→ **DESCRIPTION OF THE TASK**
Check every line below for the word "Violation" and copy each one that has it.

Extracted data entries:
(begin)

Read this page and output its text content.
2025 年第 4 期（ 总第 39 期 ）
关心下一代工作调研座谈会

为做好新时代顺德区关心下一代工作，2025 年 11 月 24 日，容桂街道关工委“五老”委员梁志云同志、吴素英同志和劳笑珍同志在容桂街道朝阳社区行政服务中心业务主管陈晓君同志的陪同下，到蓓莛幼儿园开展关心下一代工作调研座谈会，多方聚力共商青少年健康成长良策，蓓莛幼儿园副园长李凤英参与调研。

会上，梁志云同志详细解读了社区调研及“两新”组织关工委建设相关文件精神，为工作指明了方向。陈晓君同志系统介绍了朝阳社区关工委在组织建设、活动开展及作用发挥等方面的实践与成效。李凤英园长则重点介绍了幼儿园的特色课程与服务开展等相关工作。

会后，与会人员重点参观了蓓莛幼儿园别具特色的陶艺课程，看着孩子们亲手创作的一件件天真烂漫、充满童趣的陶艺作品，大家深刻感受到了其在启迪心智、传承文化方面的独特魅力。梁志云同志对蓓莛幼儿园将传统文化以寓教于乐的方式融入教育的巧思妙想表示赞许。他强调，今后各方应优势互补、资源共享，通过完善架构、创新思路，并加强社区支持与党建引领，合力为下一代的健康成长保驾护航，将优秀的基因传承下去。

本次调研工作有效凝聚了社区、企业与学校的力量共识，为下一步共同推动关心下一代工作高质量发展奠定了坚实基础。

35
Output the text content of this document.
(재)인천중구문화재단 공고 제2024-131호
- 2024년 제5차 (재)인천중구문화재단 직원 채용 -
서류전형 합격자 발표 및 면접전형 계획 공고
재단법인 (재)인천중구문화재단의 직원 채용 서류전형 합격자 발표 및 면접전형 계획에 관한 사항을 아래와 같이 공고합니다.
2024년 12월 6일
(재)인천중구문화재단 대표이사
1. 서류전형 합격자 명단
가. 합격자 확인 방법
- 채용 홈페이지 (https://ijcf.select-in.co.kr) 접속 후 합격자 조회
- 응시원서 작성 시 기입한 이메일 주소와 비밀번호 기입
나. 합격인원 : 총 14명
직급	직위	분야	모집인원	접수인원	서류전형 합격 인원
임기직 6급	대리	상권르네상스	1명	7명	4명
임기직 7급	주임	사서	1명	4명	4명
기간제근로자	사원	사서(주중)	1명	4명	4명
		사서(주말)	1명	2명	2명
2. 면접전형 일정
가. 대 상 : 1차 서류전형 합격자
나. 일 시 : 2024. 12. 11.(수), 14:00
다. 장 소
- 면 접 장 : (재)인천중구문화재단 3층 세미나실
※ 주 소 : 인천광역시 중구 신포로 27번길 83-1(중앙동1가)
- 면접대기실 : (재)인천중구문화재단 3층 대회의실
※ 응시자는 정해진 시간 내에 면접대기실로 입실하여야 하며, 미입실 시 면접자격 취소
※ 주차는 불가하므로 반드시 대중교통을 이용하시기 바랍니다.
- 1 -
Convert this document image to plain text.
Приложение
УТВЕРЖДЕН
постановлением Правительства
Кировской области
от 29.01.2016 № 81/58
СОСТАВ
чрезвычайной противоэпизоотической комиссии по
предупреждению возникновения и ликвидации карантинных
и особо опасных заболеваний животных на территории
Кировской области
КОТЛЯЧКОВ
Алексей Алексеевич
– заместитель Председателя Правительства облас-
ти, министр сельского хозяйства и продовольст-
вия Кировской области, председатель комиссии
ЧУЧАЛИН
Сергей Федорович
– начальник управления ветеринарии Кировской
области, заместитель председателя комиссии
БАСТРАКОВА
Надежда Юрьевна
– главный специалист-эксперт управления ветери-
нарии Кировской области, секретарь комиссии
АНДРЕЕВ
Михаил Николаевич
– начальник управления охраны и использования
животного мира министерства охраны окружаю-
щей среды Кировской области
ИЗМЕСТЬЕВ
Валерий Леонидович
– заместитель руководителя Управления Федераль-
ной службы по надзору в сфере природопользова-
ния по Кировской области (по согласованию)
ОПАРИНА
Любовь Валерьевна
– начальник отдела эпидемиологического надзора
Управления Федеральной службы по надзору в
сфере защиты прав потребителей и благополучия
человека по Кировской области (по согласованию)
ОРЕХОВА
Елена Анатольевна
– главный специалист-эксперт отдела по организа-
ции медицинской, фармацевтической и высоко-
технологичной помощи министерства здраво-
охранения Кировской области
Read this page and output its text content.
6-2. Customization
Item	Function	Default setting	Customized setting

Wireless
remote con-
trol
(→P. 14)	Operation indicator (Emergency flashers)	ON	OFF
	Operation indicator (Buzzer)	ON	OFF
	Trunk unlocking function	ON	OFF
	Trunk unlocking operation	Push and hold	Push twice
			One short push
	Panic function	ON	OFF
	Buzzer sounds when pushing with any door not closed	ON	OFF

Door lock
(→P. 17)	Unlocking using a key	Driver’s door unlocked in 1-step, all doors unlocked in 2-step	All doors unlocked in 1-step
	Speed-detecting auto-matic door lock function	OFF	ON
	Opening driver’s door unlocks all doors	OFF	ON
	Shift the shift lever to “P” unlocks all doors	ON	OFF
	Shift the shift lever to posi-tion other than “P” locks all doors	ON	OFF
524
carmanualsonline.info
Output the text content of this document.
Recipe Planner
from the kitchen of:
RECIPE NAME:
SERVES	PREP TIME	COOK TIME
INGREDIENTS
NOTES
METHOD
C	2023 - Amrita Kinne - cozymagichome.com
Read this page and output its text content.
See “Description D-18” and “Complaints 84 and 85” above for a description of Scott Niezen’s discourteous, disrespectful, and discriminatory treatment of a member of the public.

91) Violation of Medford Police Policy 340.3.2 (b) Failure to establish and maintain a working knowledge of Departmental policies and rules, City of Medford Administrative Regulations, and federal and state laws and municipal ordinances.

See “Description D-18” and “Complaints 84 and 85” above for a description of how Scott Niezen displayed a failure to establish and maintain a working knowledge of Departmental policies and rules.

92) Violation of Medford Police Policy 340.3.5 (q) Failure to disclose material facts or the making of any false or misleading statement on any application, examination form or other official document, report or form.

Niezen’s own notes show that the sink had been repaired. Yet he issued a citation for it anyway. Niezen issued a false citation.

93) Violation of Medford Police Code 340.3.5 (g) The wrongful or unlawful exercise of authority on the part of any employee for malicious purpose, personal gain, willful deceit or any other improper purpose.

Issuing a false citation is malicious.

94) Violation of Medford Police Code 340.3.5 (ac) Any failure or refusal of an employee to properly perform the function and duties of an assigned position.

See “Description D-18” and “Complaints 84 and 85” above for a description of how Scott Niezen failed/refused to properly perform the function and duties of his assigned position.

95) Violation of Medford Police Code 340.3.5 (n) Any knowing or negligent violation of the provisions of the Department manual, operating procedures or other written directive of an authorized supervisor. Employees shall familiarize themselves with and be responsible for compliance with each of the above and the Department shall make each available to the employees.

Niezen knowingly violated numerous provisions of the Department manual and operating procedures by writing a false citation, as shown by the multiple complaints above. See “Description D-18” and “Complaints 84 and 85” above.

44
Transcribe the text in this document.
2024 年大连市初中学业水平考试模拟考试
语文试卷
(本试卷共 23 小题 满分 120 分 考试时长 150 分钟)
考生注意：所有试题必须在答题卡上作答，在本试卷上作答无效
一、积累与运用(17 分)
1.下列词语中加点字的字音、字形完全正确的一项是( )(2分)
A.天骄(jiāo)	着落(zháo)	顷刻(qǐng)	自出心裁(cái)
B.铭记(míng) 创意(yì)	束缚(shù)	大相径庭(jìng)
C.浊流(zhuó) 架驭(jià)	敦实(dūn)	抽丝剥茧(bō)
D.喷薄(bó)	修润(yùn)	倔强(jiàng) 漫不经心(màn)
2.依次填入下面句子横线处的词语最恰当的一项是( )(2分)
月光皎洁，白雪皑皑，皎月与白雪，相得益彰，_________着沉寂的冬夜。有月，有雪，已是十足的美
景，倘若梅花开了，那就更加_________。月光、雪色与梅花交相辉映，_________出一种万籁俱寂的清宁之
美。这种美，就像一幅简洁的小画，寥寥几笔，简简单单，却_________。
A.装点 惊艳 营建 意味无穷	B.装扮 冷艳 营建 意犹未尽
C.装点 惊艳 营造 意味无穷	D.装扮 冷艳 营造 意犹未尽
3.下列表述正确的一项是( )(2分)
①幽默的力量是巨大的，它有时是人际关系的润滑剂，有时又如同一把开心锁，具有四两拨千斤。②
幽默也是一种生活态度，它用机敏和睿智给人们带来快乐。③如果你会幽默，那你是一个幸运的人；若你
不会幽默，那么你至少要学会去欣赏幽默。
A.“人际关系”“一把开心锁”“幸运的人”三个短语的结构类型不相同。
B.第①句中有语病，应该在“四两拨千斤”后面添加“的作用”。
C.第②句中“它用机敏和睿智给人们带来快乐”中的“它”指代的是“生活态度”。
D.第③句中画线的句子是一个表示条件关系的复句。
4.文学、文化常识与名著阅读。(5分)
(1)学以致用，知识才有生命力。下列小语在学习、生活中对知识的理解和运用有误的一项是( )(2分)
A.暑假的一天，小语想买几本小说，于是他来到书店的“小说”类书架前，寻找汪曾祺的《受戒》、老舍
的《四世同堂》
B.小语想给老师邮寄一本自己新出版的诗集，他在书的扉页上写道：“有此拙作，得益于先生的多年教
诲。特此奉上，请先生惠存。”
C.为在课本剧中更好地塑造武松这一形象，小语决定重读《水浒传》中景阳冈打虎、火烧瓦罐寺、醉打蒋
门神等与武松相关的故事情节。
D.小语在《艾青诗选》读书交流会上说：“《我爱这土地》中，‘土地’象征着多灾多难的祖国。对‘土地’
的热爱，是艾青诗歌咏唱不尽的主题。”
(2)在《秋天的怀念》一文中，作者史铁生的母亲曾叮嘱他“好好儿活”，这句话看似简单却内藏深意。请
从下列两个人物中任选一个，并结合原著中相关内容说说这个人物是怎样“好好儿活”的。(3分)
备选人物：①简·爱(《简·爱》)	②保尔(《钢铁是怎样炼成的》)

(end)

→ **FINISHED TASK**
91) Violation of Medford Police Policy 340.3.2 (b) Failure to establish and maintain a working knowledge of Departmental policies and rules, City of Medford Administrative Regulations, and federal and state laws and municipal ordinances.
92) Violation of Medford Police Policy 340.3.5 (q) Failure to disclose material facts or the making of any false or misleading statement on any application, examination form or other official document, report or form.
93) Violation of Medford Police Code 340.3.5 (g) The wrongful or unlawful exercise of authority on the part of any employee for malicious purpose, personal gain, willful deceit or any other improper purpose.
94) Violation of Medford Police Code 340.3.5 (ac) Any failure or refusal of an employee to properly perform the function and duties of an assigned position.
95) Violation of Medford Police Code 340.3.5 (n) Any knowing or negligent violation of the provisions of the Department manual, operating procedures or other written directive of an authorized supervisor. Employees shall familiarize themselves with and be responsible for compliance with each of the above and the Department shall make each available to the employees.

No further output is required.